(Data excerpts)
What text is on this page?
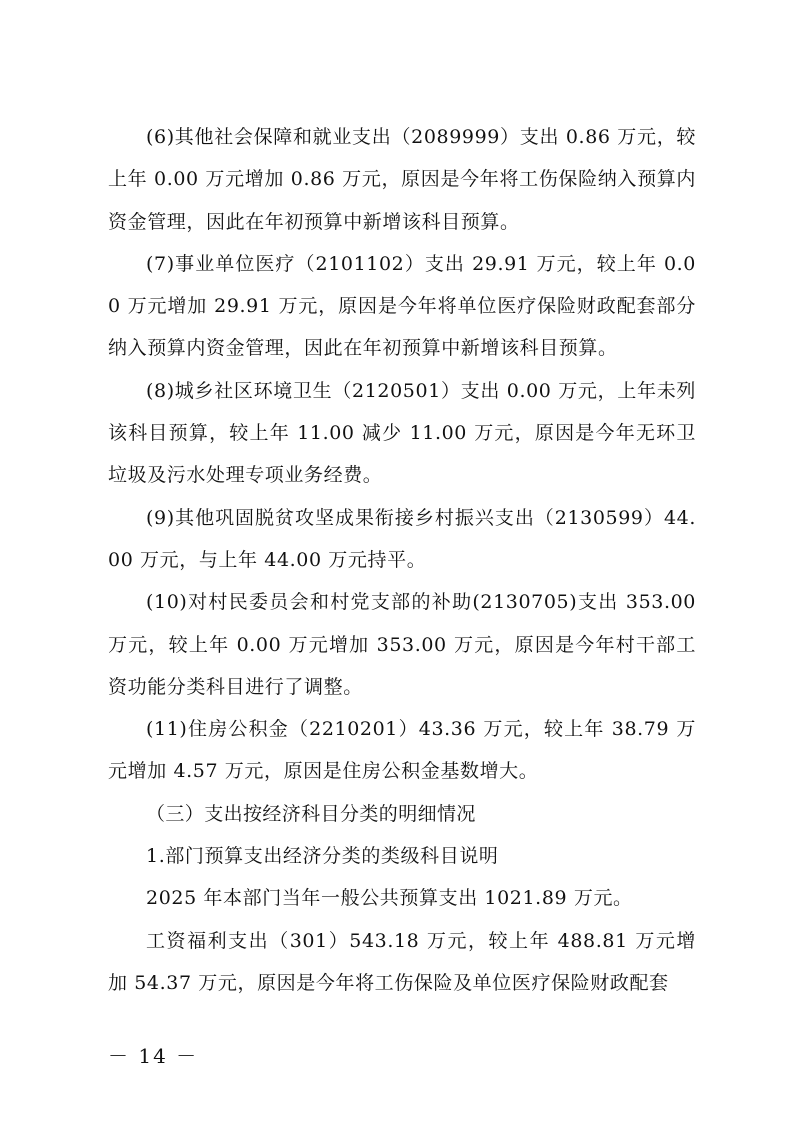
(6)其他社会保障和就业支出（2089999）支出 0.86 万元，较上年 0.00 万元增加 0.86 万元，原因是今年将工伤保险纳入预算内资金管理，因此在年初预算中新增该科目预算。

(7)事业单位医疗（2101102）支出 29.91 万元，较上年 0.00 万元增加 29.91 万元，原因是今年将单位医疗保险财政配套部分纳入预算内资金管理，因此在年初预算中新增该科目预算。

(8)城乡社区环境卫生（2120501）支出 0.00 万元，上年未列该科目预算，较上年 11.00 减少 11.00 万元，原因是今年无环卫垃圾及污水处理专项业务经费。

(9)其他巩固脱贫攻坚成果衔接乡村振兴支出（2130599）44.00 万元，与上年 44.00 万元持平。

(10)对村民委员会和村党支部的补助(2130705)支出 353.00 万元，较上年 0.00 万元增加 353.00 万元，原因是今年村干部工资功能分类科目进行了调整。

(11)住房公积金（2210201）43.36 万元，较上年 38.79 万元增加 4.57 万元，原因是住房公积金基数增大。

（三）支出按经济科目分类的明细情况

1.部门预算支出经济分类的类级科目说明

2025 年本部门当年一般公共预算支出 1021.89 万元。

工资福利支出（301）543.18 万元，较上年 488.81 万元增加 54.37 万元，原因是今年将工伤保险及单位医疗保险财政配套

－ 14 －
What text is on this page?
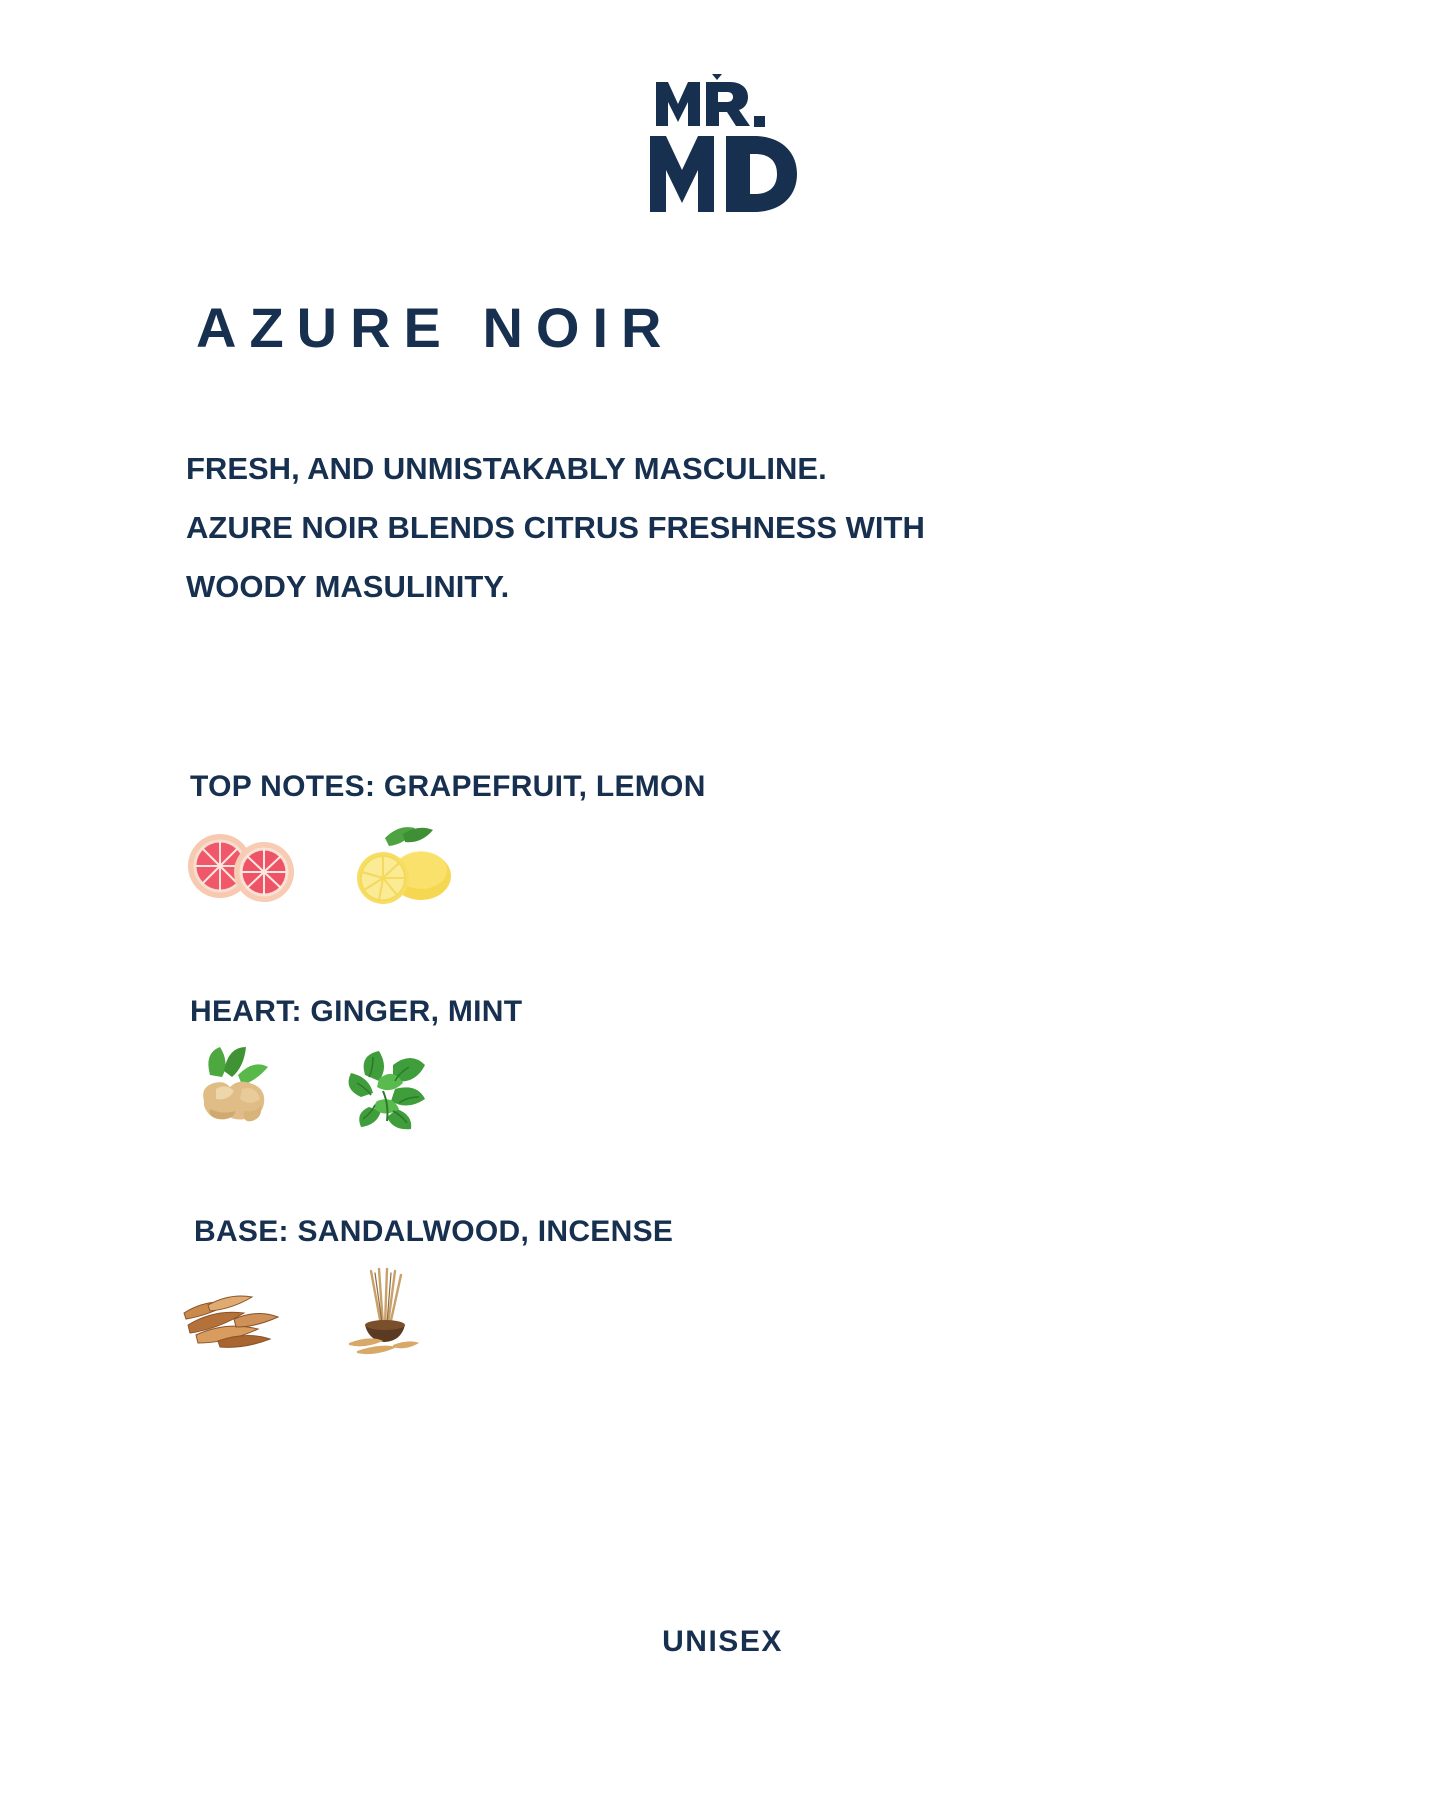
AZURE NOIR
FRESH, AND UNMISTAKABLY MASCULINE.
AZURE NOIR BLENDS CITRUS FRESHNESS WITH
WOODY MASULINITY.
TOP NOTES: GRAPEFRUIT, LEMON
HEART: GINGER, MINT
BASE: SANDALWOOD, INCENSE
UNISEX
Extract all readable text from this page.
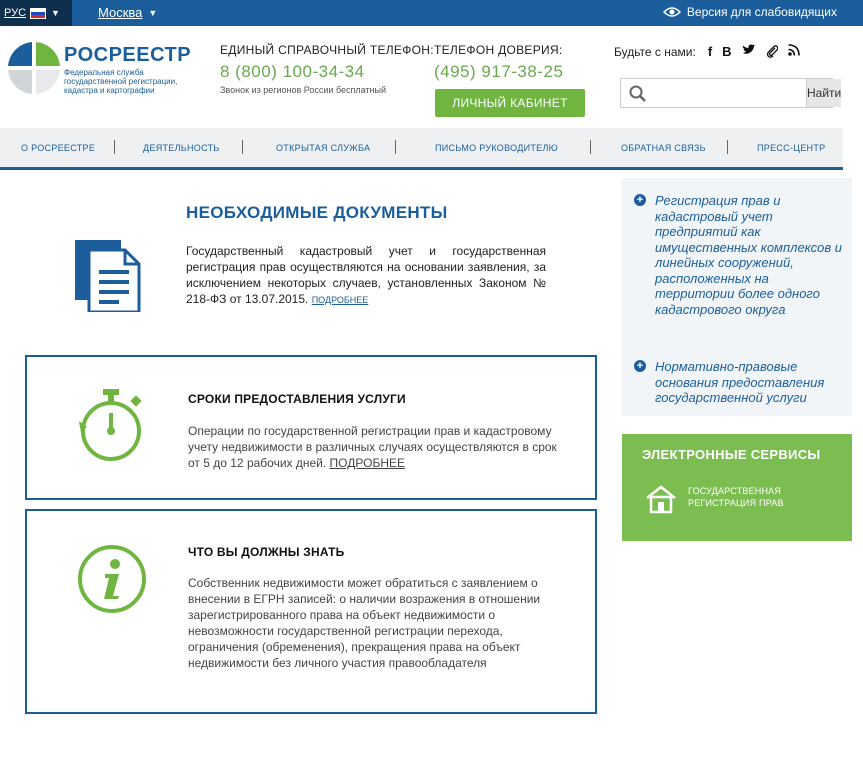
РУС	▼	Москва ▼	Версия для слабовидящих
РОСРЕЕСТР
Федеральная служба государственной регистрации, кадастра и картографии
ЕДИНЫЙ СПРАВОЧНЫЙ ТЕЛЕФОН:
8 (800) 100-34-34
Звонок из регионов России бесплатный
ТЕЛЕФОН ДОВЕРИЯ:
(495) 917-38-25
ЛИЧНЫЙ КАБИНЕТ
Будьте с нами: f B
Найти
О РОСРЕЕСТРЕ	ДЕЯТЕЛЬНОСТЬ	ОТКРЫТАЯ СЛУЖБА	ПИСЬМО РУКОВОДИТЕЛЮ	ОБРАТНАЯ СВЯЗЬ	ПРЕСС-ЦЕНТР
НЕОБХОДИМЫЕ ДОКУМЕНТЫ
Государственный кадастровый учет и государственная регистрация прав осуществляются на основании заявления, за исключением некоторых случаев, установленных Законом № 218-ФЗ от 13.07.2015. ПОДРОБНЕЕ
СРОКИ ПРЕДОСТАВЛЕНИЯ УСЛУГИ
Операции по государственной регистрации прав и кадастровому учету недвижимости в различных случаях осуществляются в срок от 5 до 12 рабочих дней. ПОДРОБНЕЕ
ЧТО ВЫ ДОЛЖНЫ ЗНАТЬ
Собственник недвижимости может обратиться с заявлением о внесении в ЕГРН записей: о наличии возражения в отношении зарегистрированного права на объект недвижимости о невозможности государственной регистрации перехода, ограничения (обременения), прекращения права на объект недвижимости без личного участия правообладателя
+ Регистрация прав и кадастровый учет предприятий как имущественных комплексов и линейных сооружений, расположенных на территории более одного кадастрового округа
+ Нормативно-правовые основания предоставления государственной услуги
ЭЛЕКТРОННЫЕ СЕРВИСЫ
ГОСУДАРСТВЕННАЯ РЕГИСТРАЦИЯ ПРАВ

YOUR OBJECTIVE: Reproduce the records above exactly, leaving out every picture they contain.

RESULT OF THIS TASK:
What text is on this page?
(6)其他社会保障和就业支出（2089999）支出 0.86 万元，较上年 0.00 万元增加 0.86 万元，原因是今年将工伤保险纳入预算内资金管理，因此在年初预算中新增该科目预算。

(7)事业单位医疗（2101102）支出 29.91 万元，较上年 0.00 万元增加 29.91 万元，原因是今年将单位医疗保险财政配套部分纳入预算内资金管理，因此在年初预算中新增该科目预算。

(8)城乡社区环境卫生（2120501）支出 0.00 万元，上年未列该科目预算，较上年 11.00 减少 11.00 万元，原因是今年无环卫垃圾及污水处理专项业务经费。

(9)其他巩固脱贫攻坚成果衔接乡村振兴支出（2130599）44.00 万元，与上年 44.00 万元持平。

(10)对村民委员会和村党支部的补助(2130705)支出 353.00 万元，较上年 0.00 万元增加 353.00 万元，原因是今年村干部工资功能分类科目进行了调整。

(11)住房公积金（2210201）43.36 万元，较上年 38.79 万元增加 4.57 万元，原因是住房公积金基数增大。

（三）支出按经济科目分类的明细情况

1.部门预算支出经济分类的类级科目说明

2025 年本部门当年一般公共预算支出 1021.89 万元。

工资福利支出（301）543.18 万元，较上年 488.81 万元增加 54.37 万元，原因是今年将工伤保险及单位医疗保险财政配套

－ 14 －
What text is on this page?
AZURE NOIR
FRESH, AND UNMISTAKABLY MASCULINE.
AZURE NOIR BLENDS CITRUS FRESHNESS WITH
WOODY MASULINITY.
TOP NOTES: GRAPEFRUIT, LEMON
HEART: GINGER, MINT
BASE: SANDALWOOD, INCENSE
UNISEX
Extract all readable text from this page.
РУС	▼	Москва ▼	Версия для слабовидящих
РОСРЕЕСТР
Федеральная служба государственной регистрации, кадастра и картографии
ЕДИНЫЙ СПРАВОЧНЫЙ ТЕЛЕФОН:
8 (800) 100-34-34
Звонок из регионов России бесплатный
ТЕЛЕФОН ДОВЕРИЯ:
(495) 917-38-25
ЛИЧНЫЙ КАБИНЕТ
Будьте с нами: f B
Найти
О РОСРЕЕСТРЕ	ДЕЯТЕЛЬНОСТЬ	ОТКРЫТАЯ СЛУЖБА	ПИСЬМО РУКОВОДИТЕЛЮ	ОБРАТНАЯ СВЯЗЬ	ПРЕСС-ЦЕНТР
НЕОБХОДИМЫЕ ДОКУМЕНТЫ
Государственный кадастровый учет и государственная регистрация прав осуществляются на основании заявления, за исключением некоторых случаев, установленных Законом № 218-ФЗ от 13.07.2015. ПОДРОБНЕЕ
СРОКИ ПРЕДОСТАВЛЕНИЯ УСЛУГИ
Операции по государственной регистрации прав и кадастровому учету недвижимости в различных случаях осуществляются в срок от 5 до 12 рабочих дней. ПОДРОБНЕЕ
ЧТО ВЫ ДОЛЖНЫ ЗНАТЬ
Собственник недвижимости может обратиться с заявлением о внесении в ЕГРН записей: о наличии возражения в отношении зарегистрированного права на объект недвижимости о невозможности государственной регистрации перехода, ограничения (обременения), прекращения права на объект недвижимости без личного участия правообладателя
+ Регистрация прав и кадастровый учет предприятий как имущественных комплексов и линейных сооружений, расположенных на территории более одного кадастрового округа
+ Нормативно-правовые основания предоставления государственной услуги
ЭЛЕКТРОННЫЕ СЕРВИСЫ
ГОСУДАРСТВЕННАЯ РЕГИСТРАЦИЯ ПРАВ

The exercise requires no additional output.